= Instruction =
Reproduce each line from the records that holds "JSON".
[Start Provided entries]
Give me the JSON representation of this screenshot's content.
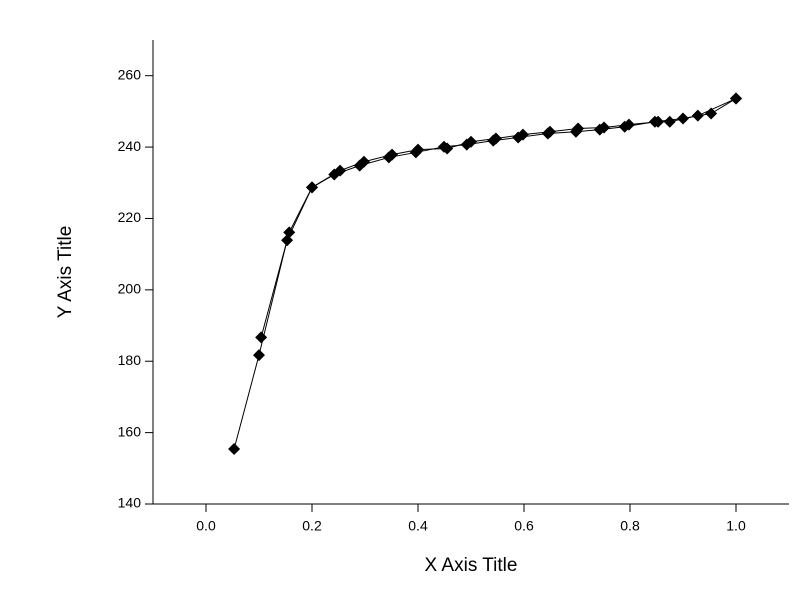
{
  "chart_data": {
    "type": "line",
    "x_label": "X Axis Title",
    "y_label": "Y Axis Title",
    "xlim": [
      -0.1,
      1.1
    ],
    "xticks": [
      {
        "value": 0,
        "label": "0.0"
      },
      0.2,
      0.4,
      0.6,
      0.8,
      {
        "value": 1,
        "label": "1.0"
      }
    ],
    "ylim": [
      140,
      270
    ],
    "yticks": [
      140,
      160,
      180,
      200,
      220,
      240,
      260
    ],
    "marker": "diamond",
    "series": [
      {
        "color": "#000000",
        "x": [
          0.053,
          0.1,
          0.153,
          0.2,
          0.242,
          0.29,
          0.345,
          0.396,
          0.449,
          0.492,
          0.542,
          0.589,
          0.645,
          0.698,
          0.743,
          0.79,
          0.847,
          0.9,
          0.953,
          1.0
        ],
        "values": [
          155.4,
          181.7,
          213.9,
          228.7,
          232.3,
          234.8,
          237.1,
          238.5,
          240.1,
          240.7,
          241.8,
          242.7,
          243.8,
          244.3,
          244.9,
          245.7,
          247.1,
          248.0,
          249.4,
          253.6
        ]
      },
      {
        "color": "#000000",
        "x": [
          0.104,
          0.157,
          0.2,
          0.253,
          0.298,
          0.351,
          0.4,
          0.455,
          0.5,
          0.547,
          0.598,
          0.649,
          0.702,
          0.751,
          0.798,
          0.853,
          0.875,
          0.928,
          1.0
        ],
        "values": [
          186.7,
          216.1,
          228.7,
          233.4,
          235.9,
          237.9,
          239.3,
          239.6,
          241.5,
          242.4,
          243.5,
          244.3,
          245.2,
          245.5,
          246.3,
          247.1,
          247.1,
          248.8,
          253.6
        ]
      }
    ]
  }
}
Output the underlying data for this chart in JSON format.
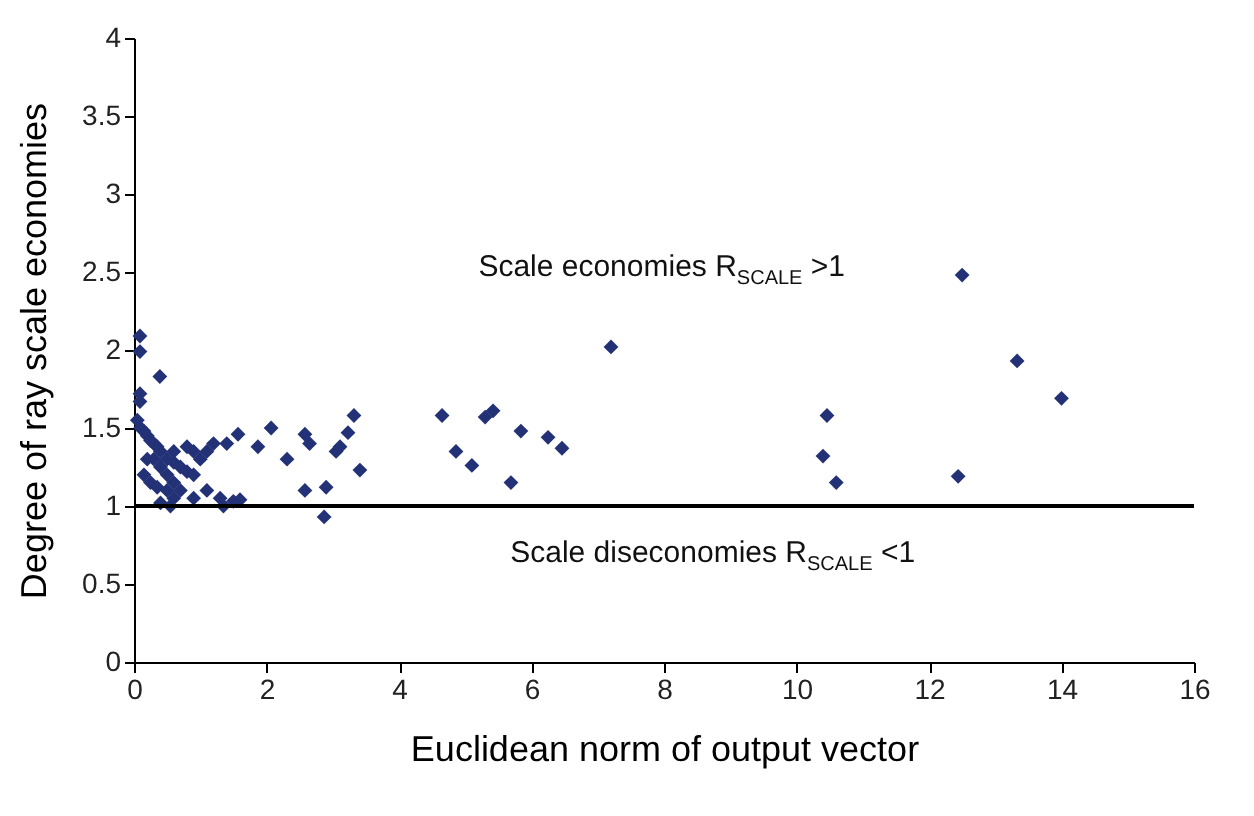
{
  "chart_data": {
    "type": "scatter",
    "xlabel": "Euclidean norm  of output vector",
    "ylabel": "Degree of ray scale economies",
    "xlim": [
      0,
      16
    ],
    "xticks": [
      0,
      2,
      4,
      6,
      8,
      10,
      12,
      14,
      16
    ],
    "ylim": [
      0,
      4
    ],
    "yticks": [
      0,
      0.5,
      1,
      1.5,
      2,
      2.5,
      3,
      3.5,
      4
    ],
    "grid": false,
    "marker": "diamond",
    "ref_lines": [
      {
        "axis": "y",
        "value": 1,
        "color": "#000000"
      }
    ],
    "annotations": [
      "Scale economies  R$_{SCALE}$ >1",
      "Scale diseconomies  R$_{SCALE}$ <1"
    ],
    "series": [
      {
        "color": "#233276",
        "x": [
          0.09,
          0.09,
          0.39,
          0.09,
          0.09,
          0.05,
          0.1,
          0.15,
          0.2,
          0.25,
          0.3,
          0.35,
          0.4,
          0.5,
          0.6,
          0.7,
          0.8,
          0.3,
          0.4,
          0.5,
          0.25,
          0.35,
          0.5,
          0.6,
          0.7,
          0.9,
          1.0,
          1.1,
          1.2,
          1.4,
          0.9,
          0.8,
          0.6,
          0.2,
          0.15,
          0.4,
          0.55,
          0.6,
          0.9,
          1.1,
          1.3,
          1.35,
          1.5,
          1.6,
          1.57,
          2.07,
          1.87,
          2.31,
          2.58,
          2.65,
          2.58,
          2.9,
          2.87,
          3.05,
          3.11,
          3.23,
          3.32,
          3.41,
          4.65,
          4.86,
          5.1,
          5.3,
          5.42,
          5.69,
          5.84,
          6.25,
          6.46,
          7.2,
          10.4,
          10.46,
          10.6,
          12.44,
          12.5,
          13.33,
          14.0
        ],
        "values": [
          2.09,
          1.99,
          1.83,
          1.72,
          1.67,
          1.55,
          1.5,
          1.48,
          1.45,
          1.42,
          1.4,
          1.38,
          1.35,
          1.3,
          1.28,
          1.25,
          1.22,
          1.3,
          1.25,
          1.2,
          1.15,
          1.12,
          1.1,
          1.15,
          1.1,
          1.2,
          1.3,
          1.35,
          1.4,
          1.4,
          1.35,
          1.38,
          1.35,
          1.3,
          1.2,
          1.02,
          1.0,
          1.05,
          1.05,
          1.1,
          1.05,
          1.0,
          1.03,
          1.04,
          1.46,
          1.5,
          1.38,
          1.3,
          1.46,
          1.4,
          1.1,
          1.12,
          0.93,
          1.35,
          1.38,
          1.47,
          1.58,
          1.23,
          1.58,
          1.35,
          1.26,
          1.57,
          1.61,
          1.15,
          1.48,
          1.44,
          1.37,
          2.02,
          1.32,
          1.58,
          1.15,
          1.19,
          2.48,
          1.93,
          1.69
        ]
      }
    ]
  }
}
[End Provided entries]
= The reply =
Give me the JSON representation of this screenshot's content.
Output the underlying data for this chart in JSON format.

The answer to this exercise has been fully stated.